--- DIRECTIVE ---
Reproduce the entries from the very first line up to and including the line that contains "y-tick-label: 35 bbox=[28, 3, 51, 26]". Copy those lines without any change.

[Dataset excerpt]
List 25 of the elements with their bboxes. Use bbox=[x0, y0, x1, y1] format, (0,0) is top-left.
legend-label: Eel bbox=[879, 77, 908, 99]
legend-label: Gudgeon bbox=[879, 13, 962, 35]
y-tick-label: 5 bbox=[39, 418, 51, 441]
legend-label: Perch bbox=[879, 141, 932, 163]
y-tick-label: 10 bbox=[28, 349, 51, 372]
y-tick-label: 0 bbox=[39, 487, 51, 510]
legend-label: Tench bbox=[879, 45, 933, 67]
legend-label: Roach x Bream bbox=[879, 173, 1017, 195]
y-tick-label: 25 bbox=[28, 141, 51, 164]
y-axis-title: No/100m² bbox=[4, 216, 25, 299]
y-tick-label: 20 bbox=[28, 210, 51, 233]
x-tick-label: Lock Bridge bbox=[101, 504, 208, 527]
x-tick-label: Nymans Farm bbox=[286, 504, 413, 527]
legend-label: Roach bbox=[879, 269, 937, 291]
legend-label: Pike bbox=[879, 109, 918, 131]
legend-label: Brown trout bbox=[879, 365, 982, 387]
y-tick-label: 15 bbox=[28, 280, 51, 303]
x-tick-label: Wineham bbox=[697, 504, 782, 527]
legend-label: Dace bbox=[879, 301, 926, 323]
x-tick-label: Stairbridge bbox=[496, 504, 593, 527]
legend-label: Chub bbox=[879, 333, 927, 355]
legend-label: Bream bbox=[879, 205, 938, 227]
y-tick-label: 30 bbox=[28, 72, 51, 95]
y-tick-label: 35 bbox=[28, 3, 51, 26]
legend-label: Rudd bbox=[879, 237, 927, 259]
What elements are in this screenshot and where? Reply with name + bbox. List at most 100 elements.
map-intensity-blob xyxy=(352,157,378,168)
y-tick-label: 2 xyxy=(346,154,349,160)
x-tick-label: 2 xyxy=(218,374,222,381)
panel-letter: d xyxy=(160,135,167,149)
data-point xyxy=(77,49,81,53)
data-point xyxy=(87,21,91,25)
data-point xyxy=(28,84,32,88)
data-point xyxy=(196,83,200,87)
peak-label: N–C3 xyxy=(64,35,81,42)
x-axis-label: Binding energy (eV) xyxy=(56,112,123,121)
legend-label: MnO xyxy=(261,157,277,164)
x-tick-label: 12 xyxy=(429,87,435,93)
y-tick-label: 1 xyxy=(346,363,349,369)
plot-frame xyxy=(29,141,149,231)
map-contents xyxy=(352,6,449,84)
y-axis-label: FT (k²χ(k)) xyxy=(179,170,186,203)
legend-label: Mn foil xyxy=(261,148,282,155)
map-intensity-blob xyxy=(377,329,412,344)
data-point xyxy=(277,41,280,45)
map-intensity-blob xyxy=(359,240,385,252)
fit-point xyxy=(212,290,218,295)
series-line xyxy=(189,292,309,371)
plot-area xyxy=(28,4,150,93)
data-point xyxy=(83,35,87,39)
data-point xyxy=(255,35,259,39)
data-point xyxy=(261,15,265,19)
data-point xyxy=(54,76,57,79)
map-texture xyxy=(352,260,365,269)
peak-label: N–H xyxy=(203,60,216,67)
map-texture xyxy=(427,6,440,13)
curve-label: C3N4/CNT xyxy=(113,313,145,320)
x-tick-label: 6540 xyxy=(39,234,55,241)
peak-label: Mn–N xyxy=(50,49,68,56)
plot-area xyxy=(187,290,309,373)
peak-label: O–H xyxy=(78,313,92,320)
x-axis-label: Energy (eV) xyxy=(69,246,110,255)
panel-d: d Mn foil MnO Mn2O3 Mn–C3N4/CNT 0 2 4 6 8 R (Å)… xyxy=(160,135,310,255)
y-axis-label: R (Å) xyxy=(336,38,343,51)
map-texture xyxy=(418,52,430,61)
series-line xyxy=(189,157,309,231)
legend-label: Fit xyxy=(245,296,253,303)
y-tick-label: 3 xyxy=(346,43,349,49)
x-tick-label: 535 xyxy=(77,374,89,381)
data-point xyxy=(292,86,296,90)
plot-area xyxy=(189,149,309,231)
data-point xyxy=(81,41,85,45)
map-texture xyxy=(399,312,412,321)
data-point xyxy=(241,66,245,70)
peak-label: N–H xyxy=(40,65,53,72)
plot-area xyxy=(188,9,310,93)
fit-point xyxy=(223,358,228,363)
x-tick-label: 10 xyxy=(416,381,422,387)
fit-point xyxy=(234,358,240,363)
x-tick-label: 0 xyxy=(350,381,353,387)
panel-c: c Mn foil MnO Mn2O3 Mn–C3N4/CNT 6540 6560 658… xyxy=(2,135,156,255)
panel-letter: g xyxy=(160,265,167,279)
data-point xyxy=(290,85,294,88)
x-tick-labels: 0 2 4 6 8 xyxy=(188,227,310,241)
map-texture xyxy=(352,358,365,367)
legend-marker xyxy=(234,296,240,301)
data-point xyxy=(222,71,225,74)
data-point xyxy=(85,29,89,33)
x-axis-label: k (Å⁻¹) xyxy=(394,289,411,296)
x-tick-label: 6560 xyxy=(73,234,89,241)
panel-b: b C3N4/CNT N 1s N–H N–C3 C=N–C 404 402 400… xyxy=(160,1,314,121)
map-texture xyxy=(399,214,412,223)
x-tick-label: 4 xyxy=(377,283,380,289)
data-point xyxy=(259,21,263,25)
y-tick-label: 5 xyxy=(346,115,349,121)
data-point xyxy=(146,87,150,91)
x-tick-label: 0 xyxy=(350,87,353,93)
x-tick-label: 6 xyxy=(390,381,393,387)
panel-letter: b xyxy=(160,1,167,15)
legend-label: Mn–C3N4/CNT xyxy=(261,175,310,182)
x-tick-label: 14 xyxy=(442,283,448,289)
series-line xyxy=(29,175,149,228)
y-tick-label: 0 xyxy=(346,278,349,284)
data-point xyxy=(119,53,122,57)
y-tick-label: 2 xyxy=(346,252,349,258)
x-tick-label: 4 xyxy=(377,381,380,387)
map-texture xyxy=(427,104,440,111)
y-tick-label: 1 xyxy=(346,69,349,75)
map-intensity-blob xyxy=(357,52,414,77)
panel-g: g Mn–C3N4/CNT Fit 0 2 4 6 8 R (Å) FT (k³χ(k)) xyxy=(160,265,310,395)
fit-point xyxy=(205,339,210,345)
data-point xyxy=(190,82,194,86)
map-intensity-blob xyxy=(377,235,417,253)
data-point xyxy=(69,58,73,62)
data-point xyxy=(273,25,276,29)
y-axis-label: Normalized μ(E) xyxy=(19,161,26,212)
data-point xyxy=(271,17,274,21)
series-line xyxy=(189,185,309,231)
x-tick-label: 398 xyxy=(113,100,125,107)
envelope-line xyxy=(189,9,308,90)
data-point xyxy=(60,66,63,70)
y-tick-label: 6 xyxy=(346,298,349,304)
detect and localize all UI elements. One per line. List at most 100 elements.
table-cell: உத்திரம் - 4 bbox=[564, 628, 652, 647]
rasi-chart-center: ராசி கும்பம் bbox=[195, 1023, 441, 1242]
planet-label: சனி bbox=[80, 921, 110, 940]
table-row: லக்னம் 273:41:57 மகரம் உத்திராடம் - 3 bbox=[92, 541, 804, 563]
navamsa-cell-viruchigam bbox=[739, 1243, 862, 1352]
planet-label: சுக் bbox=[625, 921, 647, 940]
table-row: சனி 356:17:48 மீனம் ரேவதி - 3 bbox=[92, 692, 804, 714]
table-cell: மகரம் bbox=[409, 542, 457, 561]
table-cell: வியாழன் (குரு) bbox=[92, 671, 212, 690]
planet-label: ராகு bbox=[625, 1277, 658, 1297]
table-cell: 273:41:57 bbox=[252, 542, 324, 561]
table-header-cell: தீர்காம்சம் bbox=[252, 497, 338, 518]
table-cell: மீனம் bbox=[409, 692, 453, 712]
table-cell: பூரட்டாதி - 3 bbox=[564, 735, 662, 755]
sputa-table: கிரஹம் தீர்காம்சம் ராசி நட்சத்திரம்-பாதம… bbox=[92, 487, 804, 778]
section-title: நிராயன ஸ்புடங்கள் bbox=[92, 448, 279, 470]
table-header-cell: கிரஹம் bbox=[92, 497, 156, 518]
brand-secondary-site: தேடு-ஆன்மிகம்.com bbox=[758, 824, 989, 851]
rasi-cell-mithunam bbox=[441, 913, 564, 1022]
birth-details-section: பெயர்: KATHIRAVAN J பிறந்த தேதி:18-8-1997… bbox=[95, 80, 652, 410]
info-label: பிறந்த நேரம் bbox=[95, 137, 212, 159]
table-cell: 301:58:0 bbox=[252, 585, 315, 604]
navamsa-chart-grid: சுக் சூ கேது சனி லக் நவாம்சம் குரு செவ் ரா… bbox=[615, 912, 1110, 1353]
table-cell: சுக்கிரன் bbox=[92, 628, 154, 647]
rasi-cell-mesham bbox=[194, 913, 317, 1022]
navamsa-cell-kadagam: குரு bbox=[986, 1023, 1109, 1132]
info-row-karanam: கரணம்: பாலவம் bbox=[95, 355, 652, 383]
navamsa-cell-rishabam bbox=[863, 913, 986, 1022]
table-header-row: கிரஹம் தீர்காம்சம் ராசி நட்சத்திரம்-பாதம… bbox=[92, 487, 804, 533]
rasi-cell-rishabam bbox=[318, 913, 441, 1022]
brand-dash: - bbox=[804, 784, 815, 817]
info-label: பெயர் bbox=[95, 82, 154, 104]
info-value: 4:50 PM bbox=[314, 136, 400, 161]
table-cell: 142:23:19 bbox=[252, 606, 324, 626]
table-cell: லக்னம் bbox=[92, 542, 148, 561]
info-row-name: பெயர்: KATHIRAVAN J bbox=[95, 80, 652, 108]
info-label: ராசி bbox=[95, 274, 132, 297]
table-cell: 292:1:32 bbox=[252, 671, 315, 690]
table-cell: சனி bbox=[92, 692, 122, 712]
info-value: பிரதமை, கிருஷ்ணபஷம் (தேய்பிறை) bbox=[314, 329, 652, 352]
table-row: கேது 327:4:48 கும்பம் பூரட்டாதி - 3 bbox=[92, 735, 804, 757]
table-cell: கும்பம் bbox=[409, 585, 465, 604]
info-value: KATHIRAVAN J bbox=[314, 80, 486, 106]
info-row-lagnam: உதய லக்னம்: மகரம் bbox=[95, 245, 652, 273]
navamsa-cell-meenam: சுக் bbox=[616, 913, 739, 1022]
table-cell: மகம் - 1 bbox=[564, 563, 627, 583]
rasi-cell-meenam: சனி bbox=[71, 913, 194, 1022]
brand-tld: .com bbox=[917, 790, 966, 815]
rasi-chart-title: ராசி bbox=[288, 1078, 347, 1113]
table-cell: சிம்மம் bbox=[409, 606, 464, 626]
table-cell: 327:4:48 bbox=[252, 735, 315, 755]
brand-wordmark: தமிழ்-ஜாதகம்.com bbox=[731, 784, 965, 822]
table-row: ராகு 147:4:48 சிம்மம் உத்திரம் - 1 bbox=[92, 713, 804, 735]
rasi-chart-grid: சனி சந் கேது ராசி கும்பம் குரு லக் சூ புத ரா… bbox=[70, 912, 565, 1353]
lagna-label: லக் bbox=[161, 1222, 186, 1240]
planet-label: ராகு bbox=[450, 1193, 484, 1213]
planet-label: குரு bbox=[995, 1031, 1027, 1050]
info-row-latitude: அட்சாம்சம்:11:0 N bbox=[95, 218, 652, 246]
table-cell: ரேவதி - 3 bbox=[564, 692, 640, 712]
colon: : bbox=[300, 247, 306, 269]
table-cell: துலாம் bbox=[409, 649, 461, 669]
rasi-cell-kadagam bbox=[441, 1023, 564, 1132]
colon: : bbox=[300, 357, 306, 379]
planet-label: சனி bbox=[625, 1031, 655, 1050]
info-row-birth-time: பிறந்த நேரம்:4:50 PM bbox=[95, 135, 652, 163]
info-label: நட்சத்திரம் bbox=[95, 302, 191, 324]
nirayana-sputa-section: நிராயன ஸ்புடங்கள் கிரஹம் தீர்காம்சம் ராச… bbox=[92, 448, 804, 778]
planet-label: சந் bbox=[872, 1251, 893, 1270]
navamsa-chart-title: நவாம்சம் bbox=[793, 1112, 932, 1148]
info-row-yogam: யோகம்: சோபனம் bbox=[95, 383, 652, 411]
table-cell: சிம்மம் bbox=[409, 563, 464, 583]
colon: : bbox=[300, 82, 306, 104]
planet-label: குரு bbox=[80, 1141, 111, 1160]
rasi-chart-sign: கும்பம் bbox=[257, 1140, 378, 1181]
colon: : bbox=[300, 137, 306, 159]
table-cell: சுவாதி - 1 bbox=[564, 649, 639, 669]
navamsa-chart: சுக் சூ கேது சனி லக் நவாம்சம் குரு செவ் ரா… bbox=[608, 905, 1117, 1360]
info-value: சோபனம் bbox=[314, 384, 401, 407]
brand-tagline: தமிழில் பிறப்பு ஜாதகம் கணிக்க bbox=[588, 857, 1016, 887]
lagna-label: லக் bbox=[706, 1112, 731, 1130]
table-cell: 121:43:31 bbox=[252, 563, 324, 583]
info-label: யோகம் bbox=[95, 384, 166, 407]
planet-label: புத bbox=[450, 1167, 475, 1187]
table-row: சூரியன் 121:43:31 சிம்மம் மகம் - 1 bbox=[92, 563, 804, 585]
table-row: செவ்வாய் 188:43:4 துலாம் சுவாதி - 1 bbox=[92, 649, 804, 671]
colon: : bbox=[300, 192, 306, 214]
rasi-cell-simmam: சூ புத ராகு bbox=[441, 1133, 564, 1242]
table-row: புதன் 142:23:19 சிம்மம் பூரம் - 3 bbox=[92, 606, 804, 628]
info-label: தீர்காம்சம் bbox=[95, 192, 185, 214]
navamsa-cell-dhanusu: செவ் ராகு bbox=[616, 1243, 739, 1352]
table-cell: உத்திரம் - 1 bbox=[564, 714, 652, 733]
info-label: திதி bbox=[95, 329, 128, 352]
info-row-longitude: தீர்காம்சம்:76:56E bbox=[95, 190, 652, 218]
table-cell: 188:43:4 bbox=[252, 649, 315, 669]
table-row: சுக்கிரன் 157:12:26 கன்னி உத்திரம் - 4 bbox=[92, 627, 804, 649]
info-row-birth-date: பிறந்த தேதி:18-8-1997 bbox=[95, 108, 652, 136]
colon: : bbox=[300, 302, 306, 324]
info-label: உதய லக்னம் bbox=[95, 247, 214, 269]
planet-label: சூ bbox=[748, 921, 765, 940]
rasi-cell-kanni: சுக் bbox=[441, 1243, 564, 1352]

--- RESULT FOR THIS TASK ---
List 25 of the elements with their bboxes. Use bbox=[x0, y0, x1, y1] format, (0,0) is top-left.
legend-label: Eel bbox=[879, 77, 908, 99]
legend-label: Gudgeon bbox=[879, 13, 962, 35]
y-tick-label: 5 bbox=[39, 418, 51, 441]
legend-label: Perch bbox=[879, 141, 932, 163]
y-tick-label: 10 bbox=[28, 349, 51, 372]
y-tick-label: 0 bbox=[39, 487, 51, 510]
legend-label: Tench bbox=[879, 45, 933, 67]
legend-label: Roach x Bream bbox=[879, 173, 1017, 195]
y-tick-label: 25 bbox=[28, 141, 51, 164]
y-axis-title: No/100m² bbox=[4, 216, 25, 299]
y-tick-label: 20 bbox=[28, 210, 51, 233]
x-tick-label: Lock Bridge bbox=[101, 504, 208, 527]
x-tick-label: Nymans Farm bbox=[286, 504, 413, 527]
legend-label: Roach bbox=[879, 269, 937, 291]
legend-label: Pike bbox=[879, 109, 918, 131]
legend-label: Brown trout bbox=[879, 365, 982, 387]
y-tick-label: 15 bbox=[28, 280, 51, 303]
x-tick-label: Wineham bbox=[697, 504, 782, 527]
legend-label: Dace bbox=[879, 301, 926, 323]
x-tick-label: Stairbridge bbox=[496, 504, 593, 527]
legend-label: Chub bbox=[879, 333, 927, 355]
legend-label: Bream bbox=[879, 205, 938, 227]
y-tick-label: 30 bbox=[28, 72, 51, 95]
y-tick-label: 35 bbox=[28, 3, 51, 26]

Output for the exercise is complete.